:: EXERCISE AIM ::
Give all of the lines again exactly as they read.

:: DATA SECTION ::
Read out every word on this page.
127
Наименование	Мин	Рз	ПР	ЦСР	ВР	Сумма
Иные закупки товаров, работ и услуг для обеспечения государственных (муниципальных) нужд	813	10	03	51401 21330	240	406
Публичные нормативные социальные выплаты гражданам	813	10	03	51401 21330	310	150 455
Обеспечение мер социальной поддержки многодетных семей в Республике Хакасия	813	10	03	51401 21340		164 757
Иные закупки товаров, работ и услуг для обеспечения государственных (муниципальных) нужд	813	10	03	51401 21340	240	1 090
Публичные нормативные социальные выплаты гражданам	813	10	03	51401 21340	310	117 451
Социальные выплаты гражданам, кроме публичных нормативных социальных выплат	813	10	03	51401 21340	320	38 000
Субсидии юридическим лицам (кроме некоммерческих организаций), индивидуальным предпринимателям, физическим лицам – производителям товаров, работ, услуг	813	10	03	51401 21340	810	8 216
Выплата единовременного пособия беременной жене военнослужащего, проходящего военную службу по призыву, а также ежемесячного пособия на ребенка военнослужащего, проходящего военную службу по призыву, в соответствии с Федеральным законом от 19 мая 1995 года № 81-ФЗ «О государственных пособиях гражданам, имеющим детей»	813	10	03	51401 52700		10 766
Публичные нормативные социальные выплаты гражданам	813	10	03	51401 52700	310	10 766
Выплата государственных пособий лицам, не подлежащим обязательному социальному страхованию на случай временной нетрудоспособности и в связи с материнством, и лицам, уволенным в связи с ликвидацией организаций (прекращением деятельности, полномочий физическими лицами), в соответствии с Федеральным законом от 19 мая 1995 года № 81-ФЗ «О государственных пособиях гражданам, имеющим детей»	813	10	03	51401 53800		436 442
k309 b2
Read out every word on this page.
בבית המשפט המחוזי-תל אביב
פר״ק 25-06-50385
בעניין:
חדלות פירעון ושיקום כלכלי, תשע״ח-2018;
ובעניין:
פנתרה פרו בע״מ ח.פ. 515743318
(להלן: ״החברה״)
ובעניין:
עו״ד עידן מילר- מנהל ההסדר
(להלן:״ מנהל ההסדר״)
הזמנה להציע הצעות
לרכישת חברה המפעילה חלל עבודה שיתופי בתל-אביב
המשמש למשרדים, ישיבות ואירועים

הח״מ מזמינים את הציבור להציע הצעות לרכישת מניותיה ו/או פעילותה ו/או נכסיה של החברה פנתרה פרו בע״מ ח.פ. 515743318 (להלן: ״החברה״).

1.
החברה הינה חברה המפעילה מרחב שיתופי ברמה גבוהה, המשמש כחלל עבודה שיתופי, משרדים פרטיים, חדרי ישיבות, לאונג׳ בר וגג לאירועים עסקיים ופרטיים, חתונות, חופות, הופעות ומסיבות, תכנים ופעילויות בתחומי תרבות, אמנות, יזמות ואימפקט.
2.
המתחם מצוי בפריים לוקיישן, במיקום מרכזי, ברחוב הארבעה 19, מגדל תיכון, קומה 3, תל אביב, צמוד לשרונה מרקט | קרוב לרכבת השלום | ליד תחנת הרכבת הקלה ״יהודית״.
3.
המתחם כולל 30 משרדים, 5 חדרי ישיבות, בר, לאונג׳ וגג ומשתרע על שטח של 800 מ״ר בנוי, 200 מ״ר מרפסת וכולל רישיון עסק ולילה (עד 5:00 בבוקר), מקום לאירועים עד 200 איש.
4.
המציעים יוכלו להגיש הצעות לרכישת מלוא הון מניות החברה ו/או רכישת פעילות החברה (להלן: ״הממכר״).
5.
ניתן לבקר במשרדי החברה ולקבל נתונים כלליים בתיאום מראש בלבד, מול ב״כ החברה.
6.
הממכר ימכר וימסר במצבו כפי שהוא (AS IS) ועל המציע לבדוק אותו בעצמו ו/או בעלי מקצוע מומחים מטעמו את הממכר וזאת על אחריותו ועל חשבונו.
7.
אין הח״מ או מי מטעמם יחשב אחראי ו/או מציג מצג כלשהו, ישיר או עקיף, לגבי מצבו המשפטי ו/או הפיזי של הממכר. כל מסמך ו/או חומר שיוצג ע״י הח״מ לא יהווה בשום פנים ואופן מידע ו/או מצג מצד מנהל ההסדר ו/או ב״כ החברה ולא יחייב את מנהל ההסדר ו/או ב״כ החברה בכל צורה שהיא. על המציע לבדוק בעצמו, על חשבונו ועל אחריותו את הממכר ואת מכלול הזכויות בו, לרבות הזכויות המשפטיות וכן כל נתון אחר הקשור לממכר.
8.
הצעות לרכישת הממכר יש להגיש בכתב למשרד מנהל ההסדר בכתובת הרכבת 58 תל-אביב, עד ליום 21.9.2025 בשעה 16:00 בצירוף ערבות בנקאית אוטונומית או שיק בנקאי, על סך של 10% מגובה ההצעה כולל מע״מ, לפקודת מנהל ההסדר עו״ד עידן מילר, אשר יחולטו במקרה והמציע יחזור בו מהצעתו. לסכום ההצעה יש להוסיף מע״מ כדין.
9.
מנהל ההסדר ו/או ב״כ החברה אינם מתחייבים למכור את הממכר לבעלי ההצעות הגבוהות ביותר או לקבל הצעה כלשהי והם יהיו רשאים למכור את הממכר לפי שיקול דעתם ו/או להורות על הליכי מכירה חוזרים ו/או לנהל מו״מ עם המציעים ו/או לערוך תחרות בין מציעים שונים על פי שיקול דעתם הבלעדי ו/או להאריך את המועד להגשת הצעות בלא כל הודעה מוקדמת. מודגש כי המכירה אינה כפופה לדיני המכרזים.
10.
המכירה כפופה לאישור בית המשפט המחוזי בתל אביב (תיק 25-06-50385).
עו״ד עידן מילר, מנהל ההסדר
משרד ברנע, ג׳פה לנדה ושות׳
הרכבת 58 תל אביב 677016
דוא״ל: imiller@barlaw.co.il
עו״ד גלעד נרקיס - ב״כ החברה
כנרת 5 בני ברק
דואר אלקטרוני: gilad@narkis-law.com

:: REPLY ::
Read out every word on this page.
127
Наименование	Мин	Рз	ПР	ЦСР	ВР	Сумма
Иные закупки товаров, работ и услуг для обеспечения государственных (муниципальных) нужд	813	10	03	51401 21330	240	406
Публичные нормативные социальные выплаты гражданам	813	10	03	51401 21330	310	150 455
Обеспечение мер социальной поддержки многодетных семей в Республике Хакасия	813	10	03	51401 21340		164 757
Иные закупки товаров, работ и услуг для обеспечения государственных (муниципальных) нужд	813	10	03	51401 21340	240	1 090
Публичные нормативные социальные выплаты гражданам	813	10	03	51401 21340	310	117 451
Социальные выплаты гражданам, кроме публичных нормативных социальных выплат	813	10	03	51401 21340	320	38 000
Субсидии юридическим лицам (кроме некоммерческих организаций), индивидуальным предпринимателям, физическим лицам – производителям товаров, работ, услуг	813	10	03	51401 21340	810	8 216
Выплата единовременного пособия беременной жене военнослужащего, проходящего военную службу по призыву, а также ежемесячного пособия на ребенка военнослужащего, проходящего военную службу по призыву, в соответствии с Федеральным законом от 19 мая 1995 года № 81-ФЗ «О государственных пособиях гражданам, имеющим детей»	813	10	03	51401 52700		10 766
Публичные нормативные социальные выплаты гражданам	813	10	03	51401 52700	310	10 766
Выплата государственных пособий лицам, не подлежащим обязательному социальному страхованию на случай временной нетрудоспособности и в связи с материнством, и лицам, уволенным в связи с ликвидацией организаций (прекращением деятельности, полномочий физическими лицами), в соответствии с Федеральным законом от 19 мая 1995 года № 81-ФЗ «О государственных пособиях гражданам, имеющим детей»	813	10	03	51401 53800		436 442
k309 b2
Read out every word on this page.
בבית המשפט המחוזי-תל אביב
פר״ק 25-06-50385
בעניין:
חדלות פירעון ושיקום כלכלי, תשע״ח-2018;
ובעניין:
פנתרה פרו בע״מ ח.פ. 515743318
(להלן: ״החברה״)
ובעניין:
עו״ד עידן מילר- מנהל ההסדר
(להלן:״ מנהל ההסדר״)
הזמנה להציע הצעות
לרכישת חברה המפעילה חלל עבודה שיתופי בתל-אביב
המשמש למשרדים, ישיבות ואירועים

הח״מ מזמינים את הציבור להציע הצעות לרכישת מניותיה ו/או פעילותה ו/או נכסיה של החברה פנתרה פרו בע״מ ח.פ. 515743318 (להלן: ״החברה״).

1.
החברה הינה חברה המפעילה מרחב שיתופי ברמה גבוהה, המשמש כחלל עבודה שיתופי, משרדים פרטיים, חדרי ישיבות, לאונג׳ בר וגג לאירועים עסקיים ופרטיים, חתונות, חופות, הופעות ומסיבות, תכנים ופעילויות בתחומי תרבות, אמנות, יזמות ואימפקט.
2.
המתחם מצוי בפריים לוקיישן, במיקום מרכזי, ברחוב הארבעה 19, מגדל תיכון, קומה 3, תל אביב, צמוד לשרונה מרקט | קרוב לרכבת השלום | ליד תחנת הרכבת הקלה ״יהודית״.
3.
המתחם כולל 30 משרדים, 5 חדרי ישיבות, בר, לאונג׳ וגג ומשתרע על שטח של 800 מ״ר בנוי, 200 מ״ר מרפסת וכולל רישיון עסק ולילה (עד 5:00 בבוקר), מקום לאירועים עד 200 איש.
4.
המציעים יוכלו להגיש הצעות לרכישת מלוא הון מניות החברה ו/או רכישת פעילות החברה (להלן: ״הממכר״).
5.
ניתן לבקר במשרדי החברה ולקבל נתונים כלליים בתיאום מראש בלבד, מול ב״כ החברה.
6.
הממכר ימכר וימסר במצבו כפי שהוא (AS IS) ועל המציע לבדוק אותו בעצמו ו/או בעלי מקצוע מומחים מטעמו את הממכר וזאת על אחריותו ועל חשבונו.
7.
אין הח״מ או מי מטעמם יחשב אחראי ו/או מציג מצג כלשהו, ישיר או עקיף, לגבי מצבו המשפטי ו/או הפיזי של הממכר. כל מסמך ו/או חומר שיוצג ע״י הח״מ לא יהווה בשום פנים ואופן מידע ו/או מצג מצד מנהל ההסדר ו/או ב״כ החברה ולא יחייב את מנהל ההסדר ו/או ב״כ החברה בכל צורה שהיא. על המציע לבדוק בעצמו, על חשבונו ועל אחריותו את הממכר ואת מכלול הזכויות בו, לרבות הזכויות המשפטיות וכן כל נתון אחר הקשור לממכר.
8.
הצעות לרכישת הממכר יש להגיש בכתב למשרד מנהל ההסדר בכתובת הרכבת 58 תל-אביב, עד ליום 21.9.2025 בשעה 16:00 בצירוף ערבות בנקאית אוטונומית או שיק בנקאי, על סך של 10% מגובה ההצעה כולל מע״מ, לפקודת מנהל ההסדר עו״ד עידן מילר, אשר יחולטו במקרה והמציע יחזור בו מהצעתו. לסכום ההצעה יש להוסיף מע״מ כדין.
9.
מנהל ההסדר ו/או ב״כ החברה אינם מתחייבים למכור את הממכר לבעלי ההצעות הגבוהות ביותר או לקבל הצעה כלשהי והם יהיו רשאים למכור את הממכר לפי שיקול דעתם ו/או להורות על הליכי מכירה חוזרים ו/או לנהל מו״מ עם המציעים ו/או לערוך תחרות בין מציעים שונים על פי שיקול דעתם הבלעדי ו/או להאריך את המועד להגשת הצעות בלא כל הודעה מוקדמת. מודגש כי המכירה אינה כפופה לדיני המכרזים.
10.
המכירה כפופה לאישור בית המשפט המחוזי בתל אביב (תיק 25-06-50385).
עו״ד עידן מילר, מנהל ההסדר
משרד ברנע, ג׳פה לנדה ושות׳
הרכבת 58 תל אביב 677016
דוא״ל: imiller@barlaw.co.il
עו״ד גלעד נרקיס - ב״כ החברה
כנרת 5 בני ברק
דואר אלקטרוני: gilad@narkis-law.com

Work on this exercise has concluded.